Exactly as written, retype the listing below, omitting the pictures.
— begin Exercise data —
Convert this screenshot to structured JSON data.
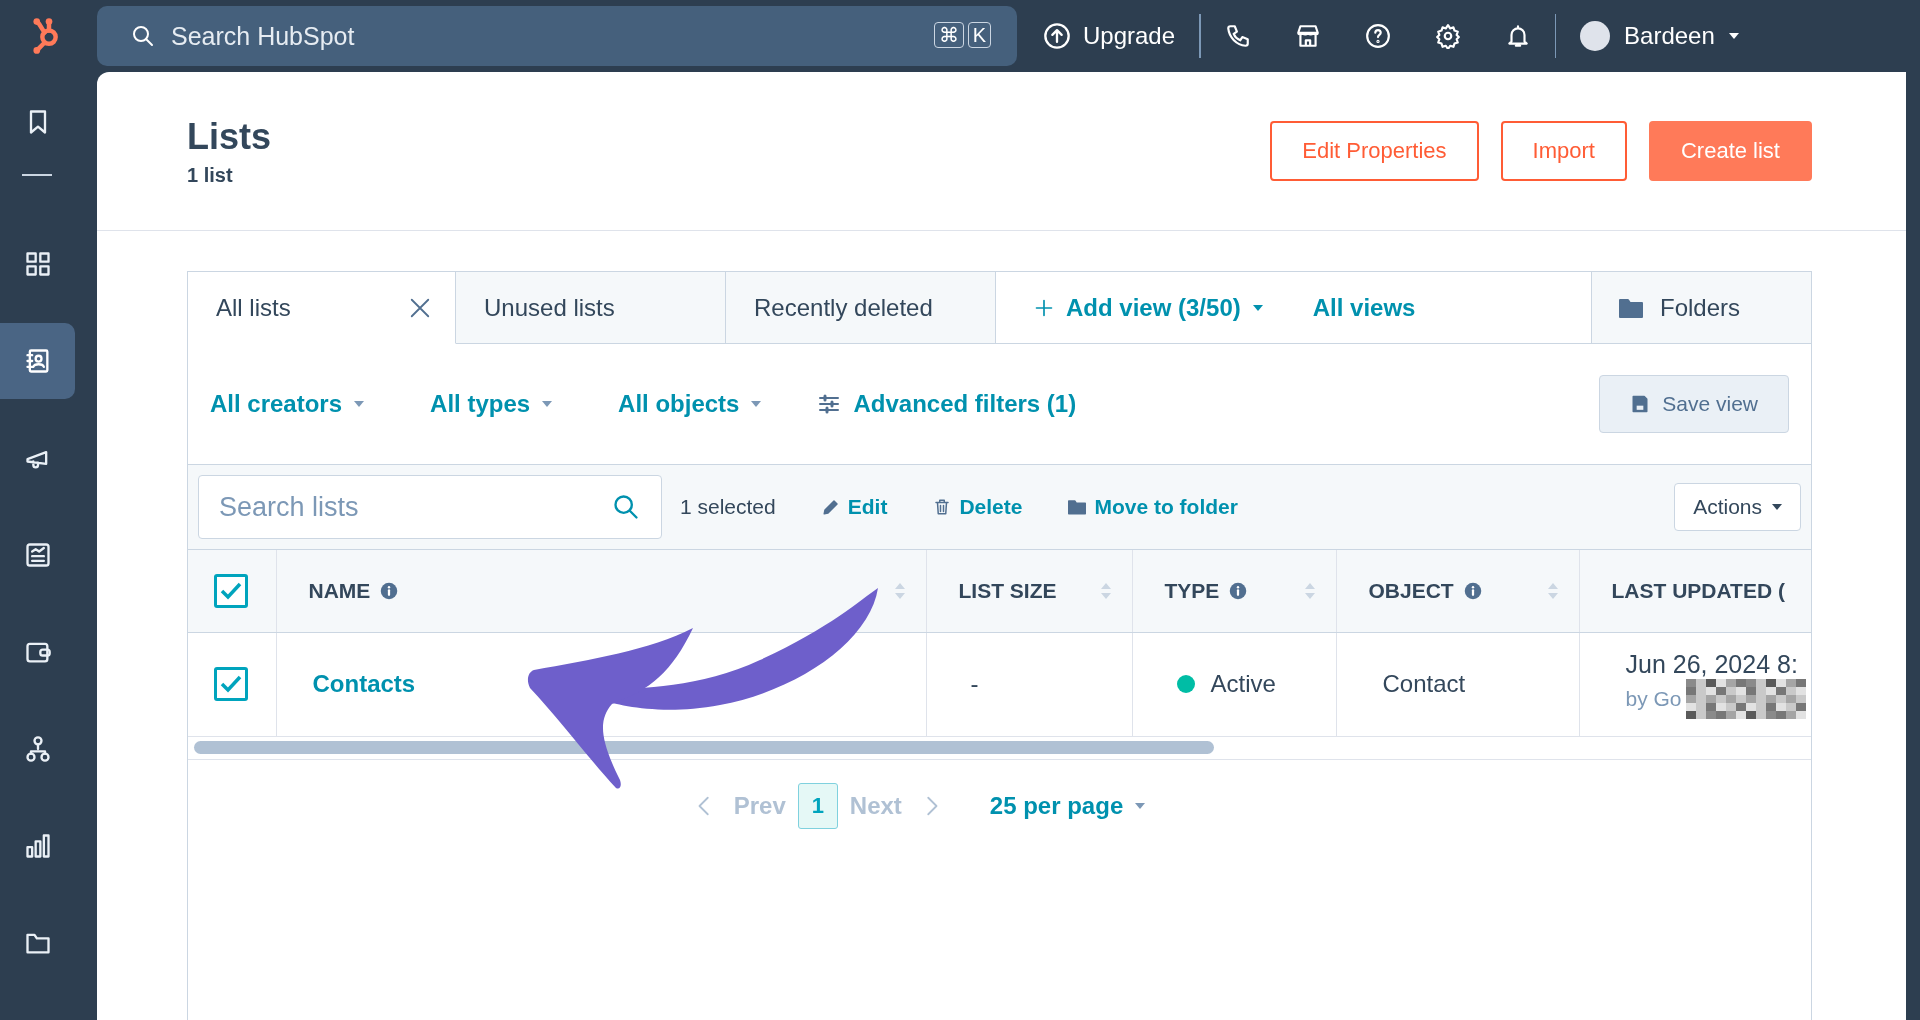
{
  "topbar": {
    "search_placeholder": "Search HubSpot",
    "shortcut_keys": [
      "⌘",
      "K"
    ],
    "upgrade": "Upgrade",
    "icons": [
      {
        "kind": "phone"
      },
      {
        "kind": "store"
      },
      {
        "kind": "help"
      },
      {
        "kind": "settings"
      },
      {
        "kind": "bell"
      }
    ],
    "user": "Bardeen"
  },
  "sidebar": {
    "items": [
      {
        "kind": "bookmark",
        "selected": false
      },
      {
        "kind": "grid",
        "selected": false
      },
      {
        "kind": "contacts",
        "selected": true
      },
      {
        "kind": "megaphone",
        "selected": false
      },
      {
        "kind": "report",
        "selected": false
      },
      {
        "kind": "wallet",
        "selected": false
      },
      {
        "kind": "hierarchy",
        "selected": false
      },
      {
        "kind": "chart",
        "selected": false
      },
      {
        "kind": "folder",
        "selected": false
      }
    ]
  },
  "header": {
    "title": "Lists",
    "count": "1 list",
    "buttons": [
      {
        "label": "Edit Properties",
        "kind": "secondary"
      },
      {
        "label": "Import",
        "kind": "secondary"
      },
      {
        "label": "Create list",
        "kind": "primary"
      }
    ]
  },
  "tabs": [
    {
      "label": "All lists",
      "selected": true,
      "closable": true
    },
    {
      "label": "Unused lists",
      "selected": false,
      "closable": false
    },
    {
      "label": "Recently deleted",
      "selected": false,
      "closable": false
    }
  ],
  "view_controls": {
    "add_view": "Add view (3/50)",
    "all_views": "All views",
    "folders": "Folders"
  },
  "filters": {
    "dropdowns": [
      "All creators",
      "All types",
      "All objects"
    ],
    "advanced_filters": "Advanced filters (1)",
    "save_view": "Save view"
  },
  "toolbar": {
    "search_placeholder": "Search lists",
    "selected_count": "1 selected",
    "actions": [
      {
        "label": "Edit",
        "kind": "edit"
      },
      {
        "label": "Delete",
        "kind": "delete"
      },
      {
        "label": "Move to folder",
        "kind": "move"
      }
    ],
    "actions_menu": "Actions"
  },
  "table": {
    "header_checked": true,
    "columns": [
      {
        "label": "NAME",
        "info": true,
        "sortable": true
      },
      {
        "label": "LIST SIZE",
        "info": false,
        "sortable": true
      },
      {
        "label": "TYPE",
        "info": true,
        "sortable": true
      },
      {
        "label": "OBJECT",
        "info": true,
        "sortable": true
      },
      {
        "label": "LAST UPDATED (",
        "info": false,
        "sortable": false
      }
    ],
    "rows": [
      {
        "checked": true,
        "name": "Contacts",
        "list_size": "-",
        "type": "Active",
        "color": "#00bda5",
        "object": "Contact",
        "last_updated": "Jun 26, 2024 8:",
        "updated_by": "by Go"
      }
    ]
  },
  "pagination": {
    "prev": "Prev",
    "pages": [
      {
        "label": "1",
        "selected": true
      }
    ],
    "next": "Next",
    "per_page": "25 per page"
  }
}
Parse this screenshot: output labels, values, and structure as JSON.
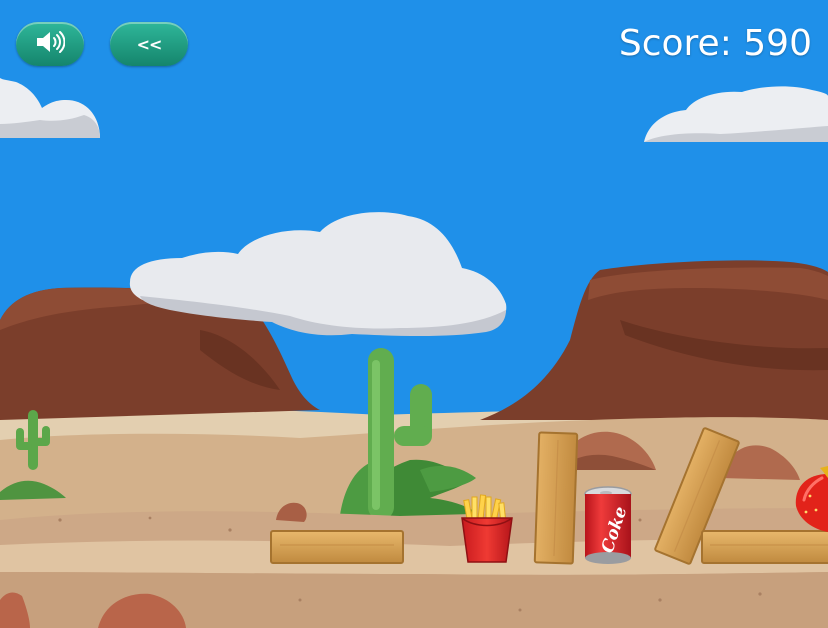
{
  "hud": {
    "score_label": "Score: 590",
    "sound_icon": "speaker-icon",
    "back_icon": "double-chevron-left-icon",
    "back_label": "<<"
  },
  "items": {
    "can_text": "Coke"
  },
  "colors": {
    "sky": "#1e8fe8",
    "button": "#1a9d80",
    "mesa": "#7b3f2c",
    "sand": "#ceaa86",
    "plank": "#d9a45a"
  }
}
— end Exercise data —
** Output for this exercise **
Convert this screenshot to structured JSON data.
{
  "topbar": {
    "search_placeholder": "Search HubSpot",
    "shortcut_keys": [
      "⌘",
      "K"
    ],
    "upgrade": "Upgrade",
    "icons": [
      {
        "kind": "phone"
      },
      {
        "kind": "store"
      },
      {
        "kind": "help"
      },
      {
        "kind": "settings"
      },
      {
        "kind": "bell"
      }
    ],
    "user": "Bardeen"
  },
  "sidebar": {
    "items": [
      {
        "kind": "bookmark",
        "selected": false
      },
      {
        "kind": "grid",
        "selected": false
      },
      {
        "kind": "contacts",
        "selected": true
      },
      {
        "kind": "megaphone",
        "selected": false
      },
      {
        "kind": "report",
        "selected": false
      },
      {
        "kind": "wallet",
        "selected": false
      },
      {
        "kind": "hierarchy",
        "selected": false
      },
      {
        "kind": "chart",
        "selected": false
      },
      {
        "kind": "folder",
        "selected": false
      }
    ]
  },
  "header": {
    "title": "Lists",
    "count": "1 list",
    "buttons": [
      {
        "label": "Edit Properties",
        "kind": "secondary"
      },
      {
        "label": "Import",
        "kind": "secondary"
      },
      {
        "label": "Create list",
        "kind": "primary"
      }
    ]
  },
  "tabs": [
    {
      "label": "All lists",
      "selected": true,
      "closable": true
    },
    {
      "label": "Unused lists",
      "selected": false,
      "closable": false
    },
    {
      "label": "Recently deleted",
      "selected": false,
      "closable": false
    }
  ],
  "view_controls": {
    "add_view": "Add view (3/50)",
    "all_views": "All views",
    "folders": "Folders"
  },
  "filters": {
    "dropdowns": [
      "All creators",
      "All types",
      "All objects"
    ],
    "advanced_filters": "Advanced filters (1)",
    "save_view": "Save view"
  },
  "toolbar": {
    "search_placeholder": "Search lists",
    "selected_count": "1 selected",
    "actions": [
      {
        "label": "Edit",
        "kind": "edit"
      },
      {
        "label": "Delete",
        "kind": "delete"
      },
      {
        "label": "Move to folder",
        "kind": "move"
      }
    ],
    "actions_menu": "Actions"
  },
  "table": {
    "header_checked": true,
    "columns": [
      {
        "label": "NAME",
        "info": true,
        "sortable": true
      },
      {
        "label": "LIST SIZE",
        "info": false,
        "sortable": true
      },
      {
        "label": "TYPE",
        "info": true,
        "sortable": true
      },
      {
        "label": "OBJECT",
        "info": true,
        "sortable": true
      },
      {
        "label": "LAST UPDATED (",
        "info": false,
        "sortable": false
      }
    ],
    "rows": [
      {
        "checked": true,
        "name": "Contacts",
        "list_size": "-",
        "type": "Active",
        "color": "#00bda5",
        "object": "Contact",
        "last_updated": "Jun 26, 2024 8:",
        "updated_by": "by Go"
      }
    ]
  },
  "pagination": {
    "prev": "Prev",
    "pages": [
      {
        "label": "1",
        "selected": true
      }
    ],
    "next": "Next",
    "per_page": "25 per page"
  }
}
Parse this screenshot: output labels, values, and structure as JSON.
{
  "hud": {
    "score_label": "Score: 590",
    "sound_icon": "speaker-icon",
    "back_icon": "double-chevron-left-icon",
    "back_label": "<<"
  },
  "items": {
    "can_text": "Coke"
  },
  "colors": {
    "sky": "#1e8fe8",
    "button": "#1a9d80",
    "mesa": "#7b3f2c",
    "sand": "#ceaa86",
    "plank": "#d9a45a"
  }
}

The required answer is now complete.